[Data entries]
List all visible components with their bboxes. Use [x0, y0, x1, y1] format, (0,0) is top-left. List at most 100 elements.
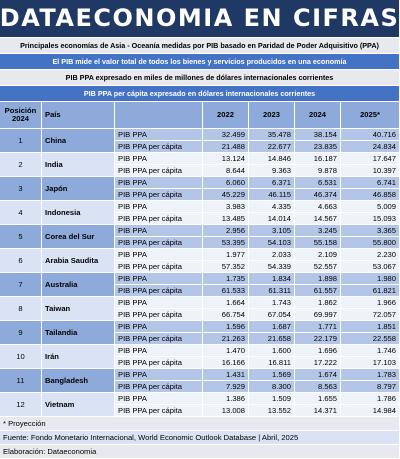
column-header: 2023 — [249, 102, 295, 129]
column-header: 2024 — [295, 102, 341, 129]
value: 67.054 — [249, 309, 295, 321]
value: 69.997 — [295, 309, 341, 321]
position: 9 — [0, 321, 42, 345]
column-header: País — [42, 102, 115, 129]
value: 6.741 — [341, 177, 400, 189]
value: 72.057 — [341, 309, 400, 321]
value: 52.557 — [295, 261, 341, 273]
value: 1.687 — [249, 321, 295, 333]
value: 1.596 — [203, 321, 249, 333]
value: 3.105 — [249, 225, 295, 237]
value: 1.655 — [295, 393, 341, 405]
value: 8.644 — [203, 165, 249, 177]
value: 66.754 — [203, 309, 249, 321]
metric-label: PIB PPA — [115, 129, 203, 141]
value: 13.552 — [249, 405, 295, 417]
value: 21.263 — [203, 333, 249, 345]
value: 6.371 — [249, 177, 295, 189]
value: 45.229 — [203, 189, 249, 201]
value: 2.109 — [295, 249, 341, 261]
value: 16.166 — [203, 357, 249, 369]
value: 61.821 — [341, 285, 400, 297]
value: 1.771 — [295, 321, 341, 333]
metric-label: PIB PPA per cápita — [115, 381, 203, 393]
value: 17.647 — [341, 153, 400, 165]
metric-label: PIB PPA per cápita — [115, 333, 203, 345]
country: Irán — [42, 345, 115, 369]
value: 1.600 — [249, 345, 295, 357]
value: 7.929 — [203, 381, 249, 393]
metric-label: PIB PPA — [115, 393, 203, 405]
value: 9.363 — [249, 165, 295, 177]
position: 6 — [0, 249, 42, 273]
value: 40.716 — [341, 129, 400, 141]
metric-label: PIB PPA — [115, 201, 203, 213]
value: 10.397 — [341, 165, 400, 177]
value: 13.485 — [203, 213, 249, 225]
metric-label: PIB PPA — [115, 225, 203, 237]
value: 13.124 — [203, 153, 249, 165]
value: 2.033 — [249, 249, 295, 261]
value: 1.977 — [203, 249, 249, 261]
metric-label: PIB PPA — [115, 345, 203, 357]
position: 11 — [0, 369, 42, 393]
value: 53.395 — [203, 237, 249, 249]
country: Taiwan — [42, 297, 115, 321]
country: Japón — [42, 177, 115, 201]
subtitle: PIB PPA expresado en miles de millones d… — [0, 70, 400, 86]
value: 15.093 — [341, 213, 400, 225]
position: 5 — [0, 225, 42, 249]
value: 55.158 — [295, 237, 341, 249]
value: 3.983 — [203, 201, 249, 213]
value: 8.563 — [295, 381, 341, 393]
value: 53.067 — [341, 261, 400, 273]
metric-label: PIB PPA per cápita — [115, 309, 203, 321]
metric-label: PIB PPA — [115, 249, 203, 261]
value: 1.431 — [203, 369, 249, 381]
country: Tailandia — [42, 321, 115, 345]
value: 16.811 — [249, 357, 295, 369]
position: 12 — [0, 393, 42, 417]
value: 54.103 — [249, 237, 295, 249]
value: 5.009 — [341, 201, 400, 213]
column-header: 2022 — [203, 102, 249, 129]
value: 38.154 — [295, 129, 341, 141]
value: 1.696 — [295, 345, 341, 357]
column-header: Posición 2024 — [0, 102, 42, 129]
value: 22.558 — [341, 333, 400, 345]
country: China — [42, 129, 115, 153]
value: 14.567 — [295, 213, 341, 225]
value: 1.851 — [341, 321, 400, 333]
value: 2.230 — [341, 249, 400, 261]
position: 2 — [0, 153, 42, 177]
subtitle: El PIB mide el valor total de todos los … — [0, 54, 400, 70]
footer-note: Fuente: Fondo Monetario Internacional, W… — [0, 431, 400, 445]
value: 1.674 — [295, 369, 341, 381]
value: 1.509 — [249, 393, 295, 405]
position: 4 — [0, 201, 42, 225]
metric-label: PIB PPA per cápita — [115, 165, 203, 177]
value: 14.014 — [249, 213, 295, 225]
value: 46.858 — [341, 189, 400, 201]
value: 2.956 — [203, 225, 249, 237]
value: 24.834 — [341, 141, 400, 153]
subtitle: PIB PPA per cápita expresado en dólares … — [0, 86, 400, 102]
country: Arabia Saudita — [42, 249, 115, 273]
value: 14.846 — [249, 153, 295, 165]
position: 1 — [0, 129, 42, 153]
column-header: 2025* — [341, 102, 400, 129]
position: 8 — [0, 297, 42, 321]
value: 3.365 — [341, 225, 400, 237]
footer-note: Elaboración: Dataeconomia — [0, 445, 400, 459]
country: Corea del Sur — [42, 225, 115, 249]
value: 46.115 — [249, 189, 295, 201]
value: 14.371 — [295, 405, 341, 417]
value: 1.735 — [203, 273, 249, 285]
title: DATAECONOMIA EN CIFRAS — [0, 0, 400, 38]
value: 61.557 — [295, 285, 341, 297]
value: 1.470 — [203, 345, 249, 357]
value: 1.743 — [249, 297, 295, 309]
metric-label: PIB PPA per cápita — [115, 357, 203, 369]
value: 13.008 — [203, 405, 249, 417]
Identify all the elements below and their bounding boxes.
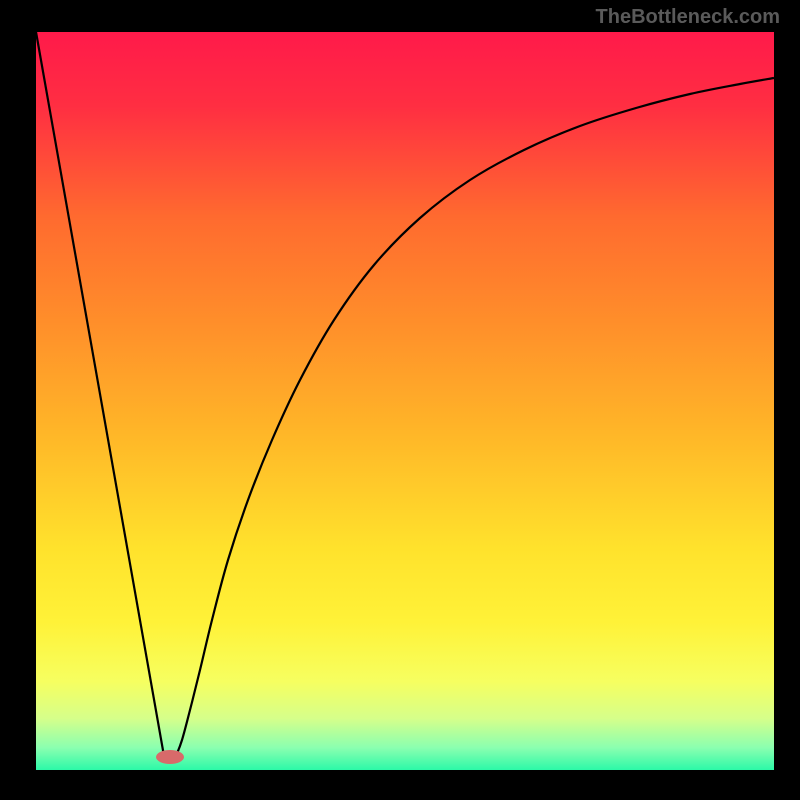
optimal-marker — [156, 750, 184, 764]
chart-container: TheBottleneck.com — [0, 0, 800, 800]
bottleneck-chart — [0, 0, 800, 800]
watermark-text: TheBottleneck.com — [596, 6, 780, 29]
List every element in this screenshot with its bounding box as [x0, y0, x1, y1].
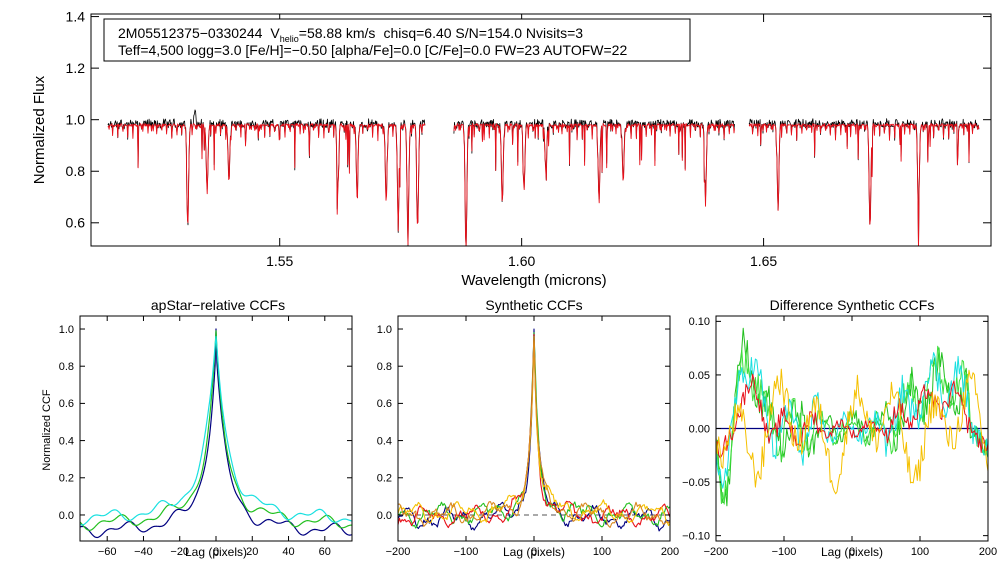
y-tick-label: 0.8 [377, 361, 392, 373]
spectrum-xlabel: Wavelength (microns) [461, 272, 606, 289]
y-tick-label: 0.2 [377, 473, 392, 485]
x-tick-label: 100 [593, 546, 611, 558]
apstar-ccf-plot-area [79, 328, 353, 539]
apstar-ccf-navy-line [79, 328, 353, 539]
y-tick-label: 1.0 [377, 324, 392, 336]
spectrum-frame [90, 13, 992, 247]
x-tick-label: −100 [454, 546, 479, 558]
annotation-box [103, 18, 691, 62]
model-spectrum-line [748, 123, 980, 246]
y-tick-label: 0.6 [66, 215, 86, 231]
spectrum-annotation: 2M05512375−0330244 Vhelio=58.88 km/s chisq… [103, 18, 691, 62]
apstar-ccf-panel: apStar−relative CCFs −60 −40 −20 0 20 40 60 0.0… [41, 297, 353, 559]
y-tick-label: 0.10 [689, 316, 710, 328]
y-tick-label: 0.4 [377, 435, 392, 447]
y-tick-label: 1.4 [66, 8, 86, 24]
x-tick-label: −40 [134, 546, 153, 558]
x-tick-label: 40 [282, 546, 294, 558]
y-tick-label: 0.0 [59, 510, 74, 522]
fit-stats: chisq=6.40 S/N=154.0 Nvisits=3 [383, 25, 583, 41]
y-tick-label: 0.4 [59, 435, 74, 447]
difference-ccf-lime-line [716, 345, 988, 505]
x-tick-label: 200 [979, 546, 997, 558]
y-tick-label: −0.05 [682, 477, 710, 489]
apstar-ccf-title: apStar−relative CCFs [151, 297, 285, 313]
synthetic-ccf-title: Synthetic CCFs [485, 297, 582, 313]
x-tick-label: 0 [531, 546, 537, 558]
spectrum-panel: 1.55 1.60 1.65 0.6 0.8 1.0 1.2 1.4 Wavelength (… [31, 8, 992, 289]
synthetic-ccf-plot-area [397, 328, 671, 532]
observed-spectrum-line [107, 109, 426, 246]
velocity-value: =58.88 km/s [299, 25, 376, 41]
y-tick-label: 0.00 [689, 423, 710, 435]
model-spectrum-line [453, 123, 735, 246]
spectrum-plot-area [107, 109, 980, 246]
difference-ccf-yellow-line [716, 368, 988, 495]
difference-ccf-ticks: −200 −100 0 100 200 −0.10 −0.05 0.00 0.05 0.10 [682, 316, 997, 558]
synthetic-ccf-panel: Synthetic CCFs −200 −100 0 100 200 0.0 0.2 0.4 0… [377, 297, 679, 559]
difference-ccf-title: Difference Synthetic CCFs [770, 297, 935, 313]
synthetic-ccf-green-line [397, 332, 671, 529]
y-tick-label: 0.8 [59, 361, 74, 373]
velocity-subscript: helio [280, 34, 299, 44]
x-tick-label: 1.65 [750, 253, 777, 269]
y-tick-label: 0.6 [377, 398, 392, 410]
x-tick-label: 0 [849, 546, 855, 558]
observed-spectrum-line [748, 118, 980, 246]
y-tick-label: 0.6 [59, 398, 74, 410]
synthetic-ccf-orange-line [397, 335, 671, 528]
apstar-ccf-ticks: −60 −40 −20 0 20 40 60 0.0 0.2 0.4 0.6 0.8 1.0 [59, 316, 352, 558]
annotation-line-1: 2M05512375−0330244 Vhelio=58.88 km/s chisq… [118, 25, 583, 44]
difference-ccf-plot-area [716, 327, 988, 507]
spectrum-ticks: 1.55 1.60 1.65 0.6 0.8 1.0 1.2 1.4 [66, 8, 991, 269]
y-tick-label: 0.0 [377, 510, 392, 522]
apstar-ccf-ylabel: Normalized CCF [41, 389, 53, 471]
x-tick-label: 1.60 [508, 253, 535, 269]
x-tick-label: 1.55 [266, 253, 293, 269]
y-tick-label: 1.2 [66, 60, 86, 76]
x-tick-label: −200 [704, 546, 729, 558]
x-tick-label: −20 [170, 546, 189, 558]
synthetic-ccf-red-line [397, 334, 671, 529]
model-spectrum-line [107, 123, 426, 246]
annotation-line-2: Teff=4,500 logg=3.0 [Fe/H]=−0.50 [alpha/… [118, 42, 627, 58]
x-tick-label: −200 [386, 546, 411, 558]
apstar-ccf-cyan-line [79, 335, 353, 526]
spectrum-series [107, 109, 980, 246]
spectrum-ylabel: Normalized Flux [31, 75, 48, 184]
synthetic-ccf-xlabel: Lag (pixels) [503, 545, 565, 559]
y-tick-label: 0.05 [689, 370, 710, 382]
star-id: 2M05512375−0330244 [118, 25, 263, 41]
velocity-label: V [270, 25, 280, 41]
x-tick-label: 200 [661, 546, 679, 558]
x-tick-label: −100 [772, 546, 797, 558]
difference-ccf-red-line [716, 373, 988, 459]
x-tick-label: 60 [319, 546, 331, 558]
difference-ccf-series [716, 327, 988, 507]
synthetic-ccf-ticks: −200 −100 0 100 200 0.0 0.2 0.4 0.6 0.8 1.0 [377, 316, 679, 558]
x-tick-label: 20 [246, 546, 258, 558]
synthetic-ccf-yellow-line [397, 339, 671, 527]
y-tick-label: 1.0 [66, 112, 86, 128]
difference-ccf-panel: Difference Synthetic CCFs −200 −100 0 100 20… [682, 297, 997, 559]
x-tick-label: 0 [213, 546, 219, 558]
y-tick-label: 0.8 [66, 163, 86, 179]
y-tick-label: 1.0 [59, 324, 74, 336]
y-tick-label: 0.2 [59, 473, 74, 485]
difference-ccf-xlabel: Lag (pixels) [821, 545, 883, 559]
x-tick-label: −60 [98, 546, 117, 558]
apstar-ccf-green-line [79, 330, 352, 531]
apstar-ccf-xlabel: Lag (pixels) [185, 545, 247, 559]
y-tick-label: −0.10 [682, 530, 710, 542]
x-tick-label: 100 [911, 546, 929, 558]
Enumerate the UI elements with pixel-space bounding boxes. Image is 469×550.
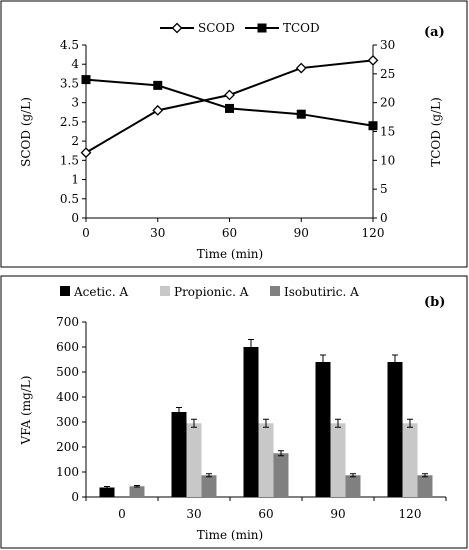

# [REQUIRED WORK]
Repeat the lines of the listing exactly, starting with the line that contains "column-header: 2023 — [249, 102, 295, 129]" and going on through the line that contains "value: 8.644 — [203, 165, 249, 177]".

# [ANSWER]
column-header: 2023 — [249, 102, 295, 129]
column-header: 2024 — [295, 102, 341, 129]
value: 67.054 — [249, 309, 295, 321]
value: 69.997 — [295, 309, 341, 321]
position: 9 — [0, 321, 42, 345]
column-header: País — [42, 102, 115, 129]
value: 6.741 — [341, 177, 400, 189]
value: 72.057 — [341, 309, 400, 321]
value: 52.557 — [295, 261, 341, 273]
value: 1.687 — [249, 321, 295, 333]
value: 1.596 — [203, 321, 249, 333]
value: 3.105 — [249, 225, 295, 237]
value: 1.655 — [295, 393, 341, 405]
value: 8.644 — [203, 165, 249, 177]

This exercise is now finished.